======== PROVIDED DATA

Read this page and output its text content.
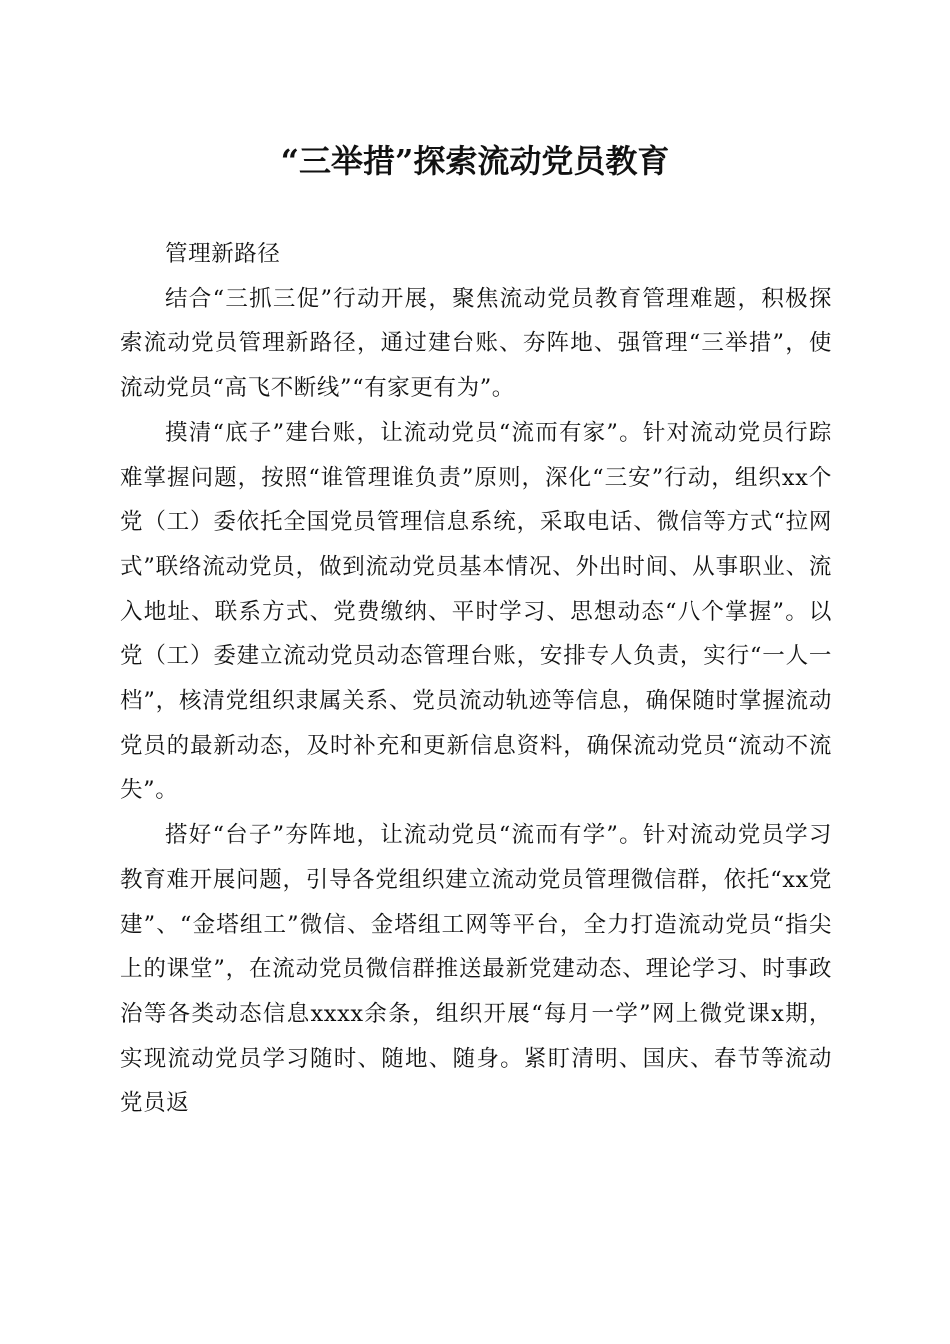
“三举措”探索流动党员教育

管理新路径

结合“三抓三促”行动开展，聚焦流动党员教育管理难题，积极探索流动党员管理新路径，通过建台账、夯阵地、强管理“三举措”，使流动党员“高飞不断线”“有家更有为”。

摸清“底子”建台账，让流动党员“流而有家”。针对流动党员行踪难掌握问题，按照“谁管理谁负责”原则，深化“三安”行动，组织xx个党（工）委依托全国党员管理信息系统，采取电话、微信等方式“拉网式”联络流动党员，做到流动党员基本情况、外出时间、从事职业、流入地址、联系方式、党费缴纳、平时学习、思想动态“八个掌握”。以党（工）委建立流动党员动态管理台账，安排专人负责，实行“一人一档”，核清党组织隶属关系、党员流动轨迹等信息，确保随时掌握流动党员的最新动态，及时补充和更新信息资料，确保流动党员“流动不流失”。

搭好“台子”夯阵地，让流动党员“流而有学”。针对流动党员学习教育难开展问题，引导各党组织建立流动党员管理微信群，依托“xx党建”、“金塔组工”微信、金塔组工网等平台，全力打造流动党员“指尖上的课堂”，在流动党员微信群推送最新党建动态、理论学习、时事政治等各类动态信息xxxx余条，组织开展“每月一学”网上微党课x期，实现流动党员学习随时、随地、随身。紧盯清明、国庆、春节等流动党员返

================

*AIM*: Write the listing above out again exactly, dropping each image.

*EXERCISE ANSWER*:
Read this page and output its text content.
“三举措”探索流动党员教育

管理新路径

结合“三抓三促”行动开展，聚焦流动党员教育管理难题，积极探索流动党员管理新路径，通过建台账、夯阵地、强管理“三举措”，使流动党员“高飞不断线”“有家更有为”。

摸清“底子”建台账，让流动党员“流而有家”。针对流动党员行踪难掌握问题，按照“谁管理谁负责”原则，深化“三安”行动，组织xx个党（工）委依托全国党员管理信息系统，采取电话、微信等方式“拉网式”联络流动党员，做到流动党员基本情况、外出时间、从事职业、流入地址、联系方式、党费缴纳、平时学习、思想动态“八个掌握”。以党（工）委建立流动党员动态管理台账，安排专人负责，实行“一人一档”，核清党组织隶属关系、党员流动轨迹等信息，确保随时掌握流动党员的最新动态，及时补充和更新信息资料，确保流动党员“流动不流失”。

搭好“台子”夯阵地，让流动党员“流而有学”。针对流动党员学习教育难开展问题，引导各党组织建立流动党员管理微信群，依托“xx党建”、“金塔组工”微信、金塔组工网等平台，全力打造流动党员“指尖上的课堂”，在流动党员微信群推送最新党建动态、理论学习、时事政治等各类动态信息xxxx余条，组织开展“每月一学”网上微党课x期，实现流动党员学习随时、随地、随身。紧盯清明、国庆、春节等流动党员返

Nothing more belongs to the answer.